RECORDS FOR THIS EXERCISE below:
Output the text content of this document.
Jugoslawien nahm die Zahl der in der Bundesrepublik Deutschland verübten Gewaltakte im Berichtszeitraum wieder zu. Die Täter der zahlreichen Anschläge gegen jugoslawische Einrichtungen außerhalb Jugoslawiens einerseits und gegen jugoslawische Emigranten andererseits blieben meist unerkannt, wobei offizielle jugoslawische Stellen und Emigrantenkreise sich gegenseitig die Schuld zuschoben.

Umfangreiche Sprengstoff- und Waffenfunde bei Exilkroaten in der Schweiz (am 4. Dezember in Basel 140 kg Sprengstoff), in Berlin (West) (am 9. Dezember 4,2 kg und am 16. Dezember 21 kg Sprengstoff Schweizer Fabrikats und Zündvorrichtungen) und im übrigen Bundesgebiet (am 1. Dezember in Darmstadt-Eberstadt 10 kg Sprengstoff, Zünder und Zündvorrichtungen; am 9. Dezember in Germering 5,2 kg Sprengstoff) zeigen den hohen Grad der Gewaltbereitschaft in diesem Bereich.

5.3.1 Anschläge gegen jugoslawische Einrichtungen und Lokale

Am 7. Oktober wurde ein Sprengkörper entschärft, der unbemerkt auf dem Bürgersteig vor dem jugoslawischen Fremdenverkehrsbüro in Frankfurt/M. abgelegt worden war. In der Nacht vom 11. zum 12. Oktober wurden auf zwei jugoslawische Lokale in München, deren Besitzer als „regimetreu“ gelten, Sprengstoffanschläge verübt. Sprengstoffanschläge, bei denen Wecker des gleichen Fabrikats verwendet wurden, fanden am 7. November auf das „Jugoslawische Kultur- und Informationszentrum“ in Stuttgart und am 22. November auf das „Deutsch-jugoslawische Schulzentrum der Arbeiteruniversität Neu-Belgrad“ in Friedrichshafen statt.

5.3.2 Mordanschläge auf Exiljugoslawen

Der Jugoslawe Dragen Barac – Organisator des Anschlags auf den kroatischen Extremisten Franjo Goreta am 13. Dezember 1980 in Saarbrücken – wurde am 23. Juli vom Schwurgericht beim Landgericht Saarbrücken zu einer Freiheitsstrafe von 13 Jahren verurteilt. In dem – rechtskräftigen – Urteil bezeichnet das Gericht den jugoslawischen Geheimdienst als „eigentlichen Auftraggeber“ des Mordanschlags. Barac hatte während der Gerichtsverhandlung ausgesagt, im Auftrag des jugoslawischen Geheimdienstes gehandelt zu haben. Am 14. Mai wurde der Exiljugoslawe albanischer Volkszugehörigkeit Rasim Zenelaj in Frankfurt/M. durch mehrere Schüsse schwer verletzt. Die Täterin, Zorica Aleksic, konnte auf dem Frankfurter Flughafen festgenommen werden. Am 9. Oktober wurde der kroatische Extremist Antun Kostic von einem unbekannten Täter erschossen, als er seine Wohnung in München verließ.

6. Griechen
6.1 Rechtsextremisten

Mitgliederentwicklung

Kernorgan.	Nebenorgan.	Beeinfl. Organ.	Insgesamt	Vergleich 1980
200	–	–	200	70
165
End of RECORDS FOR THIS EXERCISE.
* YOUR INSTRUCTIONS
Copy out the full set of records precisely, leaving nothing out.

* WRITTEN ANSWER
Output the text content of this document.
Jugoslawien nahm die Zahl der in der Bundesrepublik Deutschland verübten Gewaltakte im Berichtszeitraum wieder zu. Die Täter der zahlreichen Anschläge gegen jugoslawische Einrichtungen außerhalb Jugoslawiens einerseits und gegen jugoslawische Emigranten andererseits blieben meist unerkannt, wobei offizielle jugoslawische Stellen und Emigrantenkreise sich gegenseitig die Schuld zuschoben.

Umfangreiche Sprengstoff- und Waffenfunde bei Exilkroaten in der Schweiz (am 4. Dezember in Basel 140 kg Sprengstoff), in Berlin (West) (am 9. Dezember 4,2 kg und am 16. Dezember 21 kg Sprengstoff Schweizer Fabrikats und Zündvorrichtungen) und im übrigen Bundesgebiet (am 1. Dezember in Darmstadt-Eberstadt 10 kg Sprengstoff, Zünder und Zündvorrichtungen; am 9. Dezember in Germering 5,2 kg Sprengstoff) zeigen den hohen Grad der Gewaltbereitschaft in diesem Bereich.

5.3.1 Anschläge gegen jugoslawische Einrichtungen und Lokale

Am 7. Oktober wurde ein Sprengkörper entschärft, der unbemerkt auf dem Bürgersteig vor dem jugoslawischen Fremdenverkehrsbüro in Frankfurt/M. abgelegt worden war. In der Nacht vom 11. zum 12. Oktober wurden auf zwei jugoslawische Lokale in München, deren Besitzer als „regimetreu“ gelten, Sprengstoffanschläge verübt. Sprengstoffanschläge, bei denen Wecker des gleichen Fabrikats verwendet wurden, fanden am 7. November auf das „Jugoslawische Kultur- und Informationszentrum“ in Stuttgart und am 22. November auf das „Deutsch-jugoslawische Schulzentrum der Arbeiteruniversität Neu-Belgrad“ in Friedrichshafen statt.

5.3.2 Mordanschläge auf Exiljugoslawen

Der Jugoslawe Dragen Barac – Organisator des Anschlags auf den kroatischen Extremisten Franjo Goreta am 13. Dezember 1980 in Saarbrücken – wurde am 23. Juli vom Schwurgericht beim Landgericht Saarbrücken zu einer Freiheitsstrafe von 13 Jahren verurteilt. In dem – rechtskräftigen – Urteil bezeichnet das Gericht den jugoslawischen Geheimdienst als „eigentlichen Auftraggeber“ des Mordanschlags. Barac hatte während der Gerichtsverhandlung ausgesagt, im Auftrag des jugoslawischen Geheimdienstes gehandelt zu haben. Am 14. Mai wurde der Exiljugoslawe albanischer Volkszugehörigkeit Rasim Zenelaj in Frankfurt/M. durch mehrere Schüsse schwer verletzt. Die Täterin, Zorica Aleksic, konnte auf dem Frankfurter Flughafen festgenommen werden. Am 9. Oktober wurde der kroatische Extremist Antun Kostic von einem unbekannten Täter erschossen, als er seine Wohnung in München verließ.

6. Griechen
6.1 Rechtsextremisten

Mitgliederentwicklung

Kernorgan.	Nebenorgan.	Beeinfl. Organ.	Insgesamt	Vergleich 1980
200	–	–	200	70
165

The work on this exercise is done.